◆ The records ◆
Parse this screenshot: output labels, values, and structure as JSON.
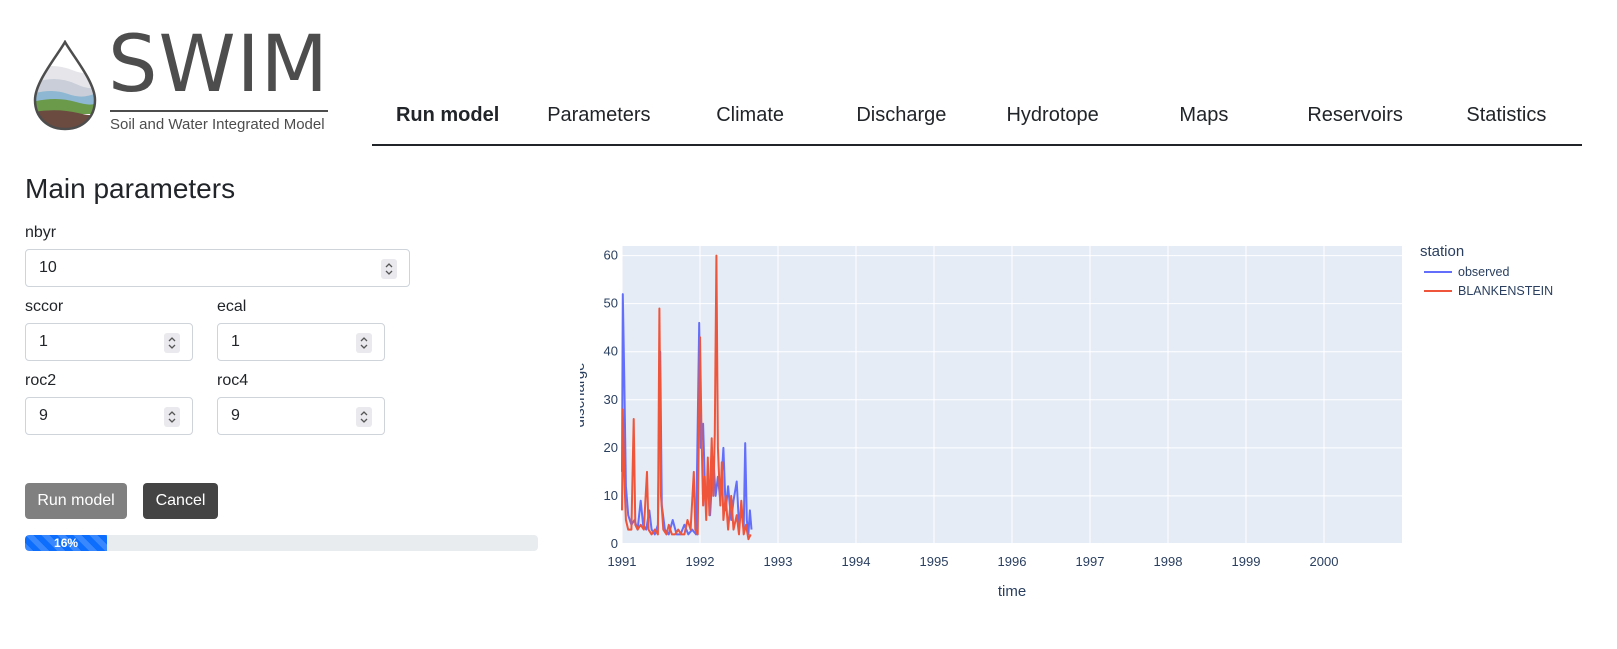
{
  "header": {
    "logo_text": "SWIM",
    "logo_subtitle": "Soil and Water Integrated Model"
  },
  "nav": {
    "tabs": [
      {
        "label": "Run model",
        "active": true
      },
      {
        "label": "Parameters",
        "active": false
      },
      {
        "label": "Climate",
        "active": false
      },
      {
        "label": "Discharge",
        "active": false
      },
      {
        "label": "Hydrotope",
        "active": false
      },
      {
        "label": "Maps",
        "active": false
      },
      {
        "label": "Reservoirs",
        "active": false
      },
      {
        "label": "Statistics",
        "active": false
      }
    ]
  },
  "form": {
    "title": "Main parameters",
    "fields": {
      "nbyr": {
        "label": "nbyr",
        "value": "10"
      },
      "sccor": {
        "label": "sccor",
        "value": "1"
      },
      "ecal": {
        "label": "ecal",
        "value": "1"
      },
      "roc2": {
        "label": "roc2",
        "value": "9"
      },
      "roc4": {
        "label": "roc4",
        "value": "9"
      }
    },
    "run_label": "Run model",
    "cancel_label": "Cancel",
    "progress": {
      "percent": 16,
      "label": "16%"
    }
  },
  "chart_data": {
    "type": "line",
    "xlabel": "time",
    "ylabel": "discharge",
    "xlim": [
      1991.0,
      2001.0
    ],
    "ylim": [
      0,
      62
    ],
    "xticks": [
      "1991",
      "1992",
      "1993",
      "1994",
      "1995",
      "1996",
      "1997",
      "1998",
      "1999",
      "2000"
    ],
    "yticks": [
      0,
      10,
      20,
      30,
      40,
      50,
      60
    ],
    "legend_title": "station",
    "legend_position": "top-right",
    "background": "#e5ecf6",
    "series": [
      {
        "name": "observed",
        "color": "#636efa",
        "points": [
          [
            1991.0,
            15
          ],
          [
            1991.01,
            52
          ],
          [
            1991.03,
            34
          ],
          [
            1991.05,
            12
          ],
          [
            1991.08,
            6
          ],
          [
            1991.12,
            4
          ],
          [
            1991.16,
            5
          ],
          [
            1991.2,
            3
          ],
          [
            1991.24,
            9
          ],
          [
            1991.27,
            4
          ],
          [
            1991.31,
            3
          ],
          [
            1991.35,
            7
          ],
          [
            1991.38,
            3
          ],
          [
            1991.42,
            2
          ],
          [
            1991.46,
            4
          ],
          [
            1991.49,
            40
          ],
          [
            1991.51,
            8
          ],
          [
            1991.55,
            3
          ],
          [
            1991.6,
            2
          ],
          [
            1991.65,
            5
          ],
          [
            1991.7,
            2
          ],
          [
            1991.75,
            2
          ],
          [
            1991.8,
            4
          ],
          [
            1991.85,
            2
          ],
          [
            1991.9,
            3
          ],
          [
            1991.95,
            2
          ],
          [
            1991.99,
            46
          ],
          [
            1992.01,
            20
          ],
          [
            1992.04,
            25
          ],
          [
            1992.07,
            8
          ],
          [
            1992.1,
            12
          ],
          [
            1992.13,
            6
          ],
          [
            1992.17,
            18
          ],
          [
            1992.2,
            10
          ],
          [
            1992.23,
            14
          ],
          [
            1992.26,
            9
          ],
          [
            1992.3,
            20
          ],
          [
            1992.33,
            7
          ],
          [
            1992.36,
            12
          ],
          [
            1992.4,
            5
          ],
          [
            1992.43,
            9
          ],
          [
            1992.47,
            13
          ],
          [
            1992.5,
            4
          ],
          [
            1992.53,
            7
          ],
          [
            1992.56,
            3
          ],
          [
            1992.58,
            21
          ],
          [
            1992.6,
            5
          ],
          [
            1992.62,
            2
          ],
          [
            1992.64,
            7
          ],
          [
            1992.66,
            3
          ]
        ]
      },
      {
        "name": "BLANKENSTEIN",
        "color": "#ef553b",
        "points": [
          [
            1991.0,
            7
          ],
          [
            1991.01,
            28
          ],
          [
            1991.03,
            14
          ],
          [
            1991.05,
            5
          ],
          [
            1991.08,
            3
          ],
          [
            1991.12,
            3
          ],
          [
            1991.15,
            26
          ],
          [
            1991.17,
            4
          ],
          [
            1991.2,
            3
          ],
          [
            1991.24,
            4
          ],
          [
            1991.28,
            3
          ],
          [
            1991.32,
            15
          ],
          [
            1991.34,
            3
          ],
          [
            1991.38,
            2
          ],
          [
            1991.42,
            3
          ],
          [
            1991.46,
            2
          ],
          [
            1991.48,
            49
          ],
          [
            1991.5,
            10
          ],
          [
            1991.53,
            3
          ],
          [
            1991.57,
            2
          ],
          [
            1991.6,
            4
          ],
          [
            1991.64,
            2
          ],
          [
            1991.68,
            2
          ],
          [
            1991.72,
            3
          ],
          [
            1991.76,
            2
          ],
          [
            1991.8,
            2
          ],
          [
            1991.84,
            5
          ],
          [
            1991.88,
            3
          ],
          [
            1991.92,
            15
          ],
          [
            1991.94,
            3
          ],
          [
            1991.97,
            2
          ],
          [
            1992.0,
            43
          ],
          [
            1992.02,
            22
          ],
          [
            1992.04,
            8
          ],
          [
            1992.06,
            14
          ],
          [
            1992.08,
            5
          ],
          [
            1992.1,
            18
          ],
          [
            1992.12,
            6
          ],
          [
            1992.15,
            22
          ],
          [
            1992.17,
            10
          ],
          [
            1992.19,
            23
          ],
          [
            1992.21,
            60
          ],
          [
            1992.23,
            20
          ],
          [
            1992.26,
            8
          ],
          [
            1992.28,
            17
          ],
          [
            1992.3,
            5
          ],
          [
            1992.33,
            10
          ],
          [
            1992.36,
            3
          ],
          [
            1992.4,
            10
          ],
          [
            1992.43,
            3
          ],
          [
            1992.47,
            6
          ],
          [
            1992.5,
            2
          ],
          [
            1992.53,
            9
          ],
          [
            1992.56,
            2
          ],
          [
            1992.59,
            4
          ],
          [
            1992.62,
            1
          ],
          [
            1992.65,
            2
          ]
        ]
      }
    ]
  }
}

...

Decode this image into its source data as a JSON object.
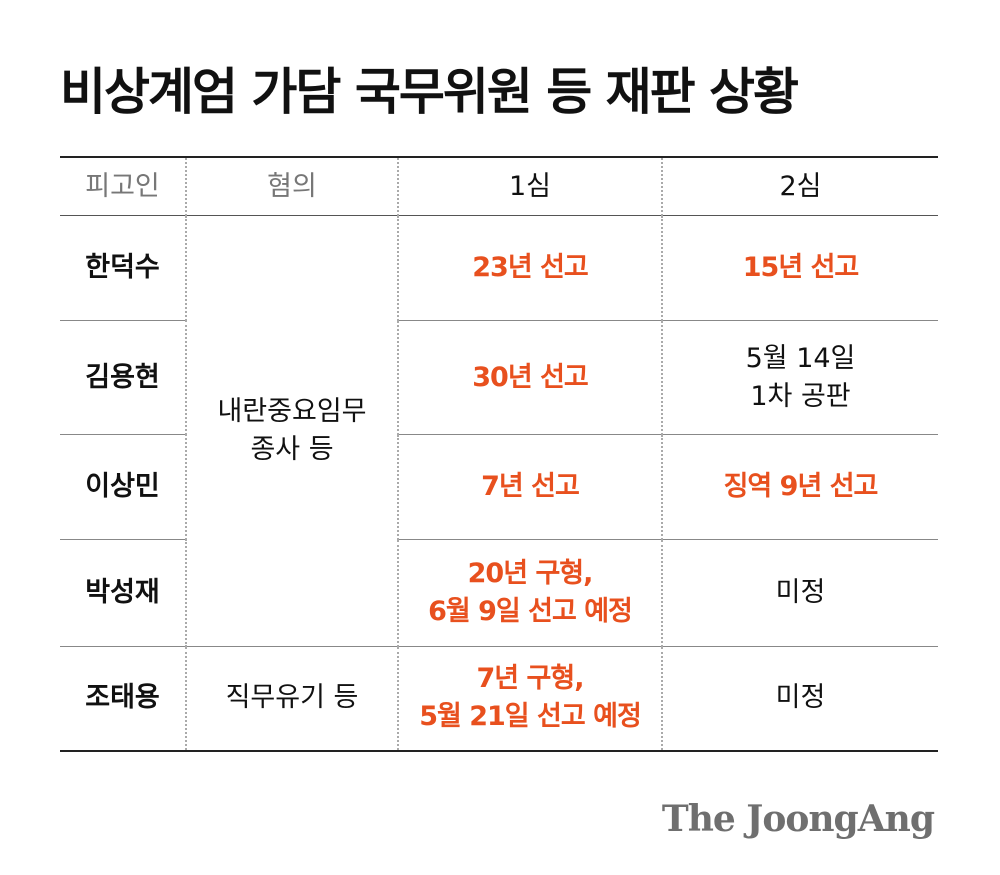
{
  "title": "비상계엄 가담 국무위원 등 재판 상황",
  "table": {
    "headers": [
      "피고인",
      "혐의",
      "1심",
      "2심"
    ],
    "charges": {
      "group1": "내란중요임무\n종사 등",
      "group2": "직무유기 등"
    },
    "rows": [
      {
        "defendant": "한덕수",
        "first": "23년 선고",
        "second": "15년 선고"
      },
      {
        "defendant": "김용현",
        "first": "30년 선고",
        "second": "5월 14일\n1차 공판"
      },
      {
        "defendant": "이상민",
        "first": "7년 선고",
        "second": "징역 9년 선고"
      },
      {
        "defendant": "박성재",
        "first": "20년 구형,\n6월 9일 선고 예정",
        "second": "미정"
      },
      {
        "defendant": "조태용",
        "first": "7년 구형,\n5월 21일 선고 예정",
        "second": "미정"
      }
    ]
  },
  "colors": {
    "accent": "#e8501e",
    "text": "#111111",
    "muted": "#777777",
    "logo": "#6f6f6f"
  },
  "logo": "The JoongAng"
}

==

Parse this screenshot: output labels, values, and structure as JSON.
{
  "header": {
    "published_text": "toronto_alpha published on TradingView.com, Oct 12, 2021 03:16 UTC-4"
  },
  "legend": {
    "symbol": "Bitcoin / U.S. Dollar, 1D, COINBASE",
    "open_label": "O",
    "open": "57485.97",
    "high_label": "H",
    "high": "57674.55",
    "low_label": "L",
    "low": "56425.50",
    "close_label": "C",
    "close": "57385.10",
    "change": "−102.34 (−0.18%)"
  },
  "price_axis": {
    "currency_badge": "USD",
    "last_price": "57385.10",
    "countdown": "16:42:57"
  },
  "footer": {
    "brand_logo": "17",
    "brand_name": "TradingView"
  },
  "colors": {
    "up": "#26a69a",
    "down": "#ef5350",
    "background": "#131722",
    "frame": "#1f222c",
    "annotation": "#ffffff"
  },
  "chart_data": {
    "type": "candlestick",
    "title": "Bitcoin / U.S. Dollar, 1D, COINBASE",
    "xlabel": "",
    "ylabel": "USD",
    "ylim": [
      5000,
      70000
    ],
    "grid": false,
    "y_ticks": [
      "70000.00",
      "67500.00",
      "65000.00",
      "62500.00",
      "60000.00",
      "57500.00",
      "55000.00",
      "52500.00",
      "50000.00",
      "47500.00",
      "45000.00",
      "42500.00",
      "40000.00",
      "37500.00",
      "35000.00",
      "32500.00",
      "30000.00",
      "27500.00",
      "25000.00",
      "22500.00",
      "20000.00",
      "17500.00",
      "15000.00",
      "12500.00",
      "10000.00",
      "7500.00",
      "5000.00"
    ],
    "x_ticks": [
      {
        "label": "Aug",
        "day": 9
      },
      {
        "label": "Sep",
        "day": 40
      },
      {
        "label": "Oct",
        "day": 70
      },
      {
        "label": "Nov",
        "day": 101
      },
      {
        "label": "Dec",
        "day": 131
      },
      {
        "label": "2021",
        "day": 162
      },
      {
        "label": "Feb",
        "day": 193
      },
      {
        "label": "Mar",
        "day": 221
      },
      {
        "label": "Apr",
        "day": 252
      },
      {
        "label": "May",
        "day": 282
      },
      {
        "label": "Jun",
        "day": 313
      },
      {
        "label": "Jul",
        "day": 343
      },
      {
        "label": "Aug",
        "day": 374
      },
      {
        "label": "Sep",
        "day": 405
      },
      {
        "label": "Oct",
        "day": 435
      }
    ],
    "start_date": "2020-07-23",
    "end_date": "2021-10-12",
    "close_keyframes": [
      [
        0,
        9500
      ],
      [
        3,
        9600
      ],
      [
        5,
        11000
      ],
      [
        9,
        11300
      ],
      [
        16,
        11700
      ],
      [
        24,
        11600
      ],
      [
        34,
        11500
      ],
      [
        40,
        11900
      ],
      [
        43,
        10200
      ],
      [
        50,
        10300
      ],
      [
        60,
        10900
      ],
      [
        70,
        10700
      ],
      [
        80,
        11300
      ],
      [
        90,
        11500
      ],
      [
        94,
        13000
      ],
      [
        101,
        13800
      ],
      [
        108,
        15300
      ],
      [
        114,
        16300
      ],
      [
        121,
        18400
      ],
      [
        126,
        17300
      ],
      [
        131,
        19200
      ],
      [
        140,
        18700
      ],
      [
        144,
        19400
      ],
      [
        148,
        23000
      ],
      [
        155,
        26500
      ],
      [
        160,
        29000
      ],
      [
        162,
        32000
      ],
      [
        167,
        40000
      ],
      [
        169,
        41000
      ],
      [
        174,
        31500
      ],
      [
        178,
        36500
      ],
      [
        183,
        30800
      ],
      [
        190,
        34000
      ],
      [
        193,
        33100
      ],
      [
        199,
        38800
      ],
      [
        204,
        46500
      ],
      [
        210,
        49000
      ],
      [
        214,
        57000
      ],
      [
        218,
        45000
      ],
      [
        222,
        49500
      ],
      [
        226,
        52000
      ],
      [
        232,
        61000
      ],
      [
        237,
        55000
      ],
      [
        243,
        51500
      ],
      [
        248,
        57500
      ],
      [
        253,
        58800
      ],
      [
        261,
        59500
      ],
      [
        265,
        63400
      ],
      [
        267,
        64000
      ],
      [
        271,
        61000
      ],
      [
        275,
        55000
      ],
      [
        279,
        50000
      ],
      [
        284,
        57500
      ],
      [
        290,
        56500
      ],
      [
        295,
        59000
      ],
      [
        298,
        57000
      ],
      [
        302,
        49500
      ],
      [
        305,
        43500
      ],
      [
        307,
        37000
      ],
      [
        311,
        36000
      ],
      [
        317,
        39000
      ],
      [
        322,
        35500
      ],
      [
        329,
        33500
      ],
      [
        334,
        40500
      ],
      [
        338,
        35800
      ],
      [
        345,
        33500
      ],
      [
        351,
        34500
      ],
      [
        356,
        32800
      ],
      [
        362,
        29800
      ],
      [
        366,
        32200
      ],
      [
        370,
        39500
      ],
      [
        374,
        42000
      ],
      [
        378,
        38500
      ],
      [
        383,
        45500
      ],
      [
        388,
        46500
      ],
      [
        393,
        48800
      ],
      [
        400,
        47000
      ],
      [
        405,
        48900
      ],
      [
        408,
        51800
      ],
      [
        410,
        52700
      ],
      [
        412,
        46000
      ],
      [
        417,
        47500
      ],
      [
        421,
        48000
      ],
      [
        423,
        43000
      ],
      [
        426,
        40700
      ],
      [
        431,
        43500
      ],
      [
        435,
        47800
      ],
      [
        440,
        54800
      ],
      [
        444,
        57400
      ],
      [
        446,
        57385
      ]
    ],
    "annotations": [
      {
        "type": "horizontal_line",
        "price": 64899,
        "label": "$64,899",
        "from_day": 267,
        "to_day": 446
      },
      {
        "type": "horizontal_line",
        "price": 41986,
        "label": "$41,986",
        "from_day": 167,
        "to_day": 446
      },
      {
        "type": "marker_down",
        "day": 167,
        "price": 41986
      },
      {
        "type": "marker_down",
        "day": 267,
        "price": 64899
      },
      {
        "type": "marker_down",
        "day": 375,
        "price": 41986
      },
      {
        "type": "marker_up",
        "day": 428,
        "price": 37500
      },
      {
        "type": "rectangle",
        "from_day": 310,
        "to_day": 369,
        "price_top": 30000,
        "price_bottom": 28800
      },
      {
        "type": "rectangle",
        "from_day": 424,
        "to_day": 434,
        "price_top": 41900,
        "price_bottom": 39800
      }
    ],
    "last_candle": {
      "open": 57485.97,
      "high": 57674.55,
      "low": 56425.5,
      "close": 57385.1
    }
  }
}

◆ What you have to do ◆
Look through the listing above and count the lines where the string "second" appears. Report the number only.

◆ Result below ◆
5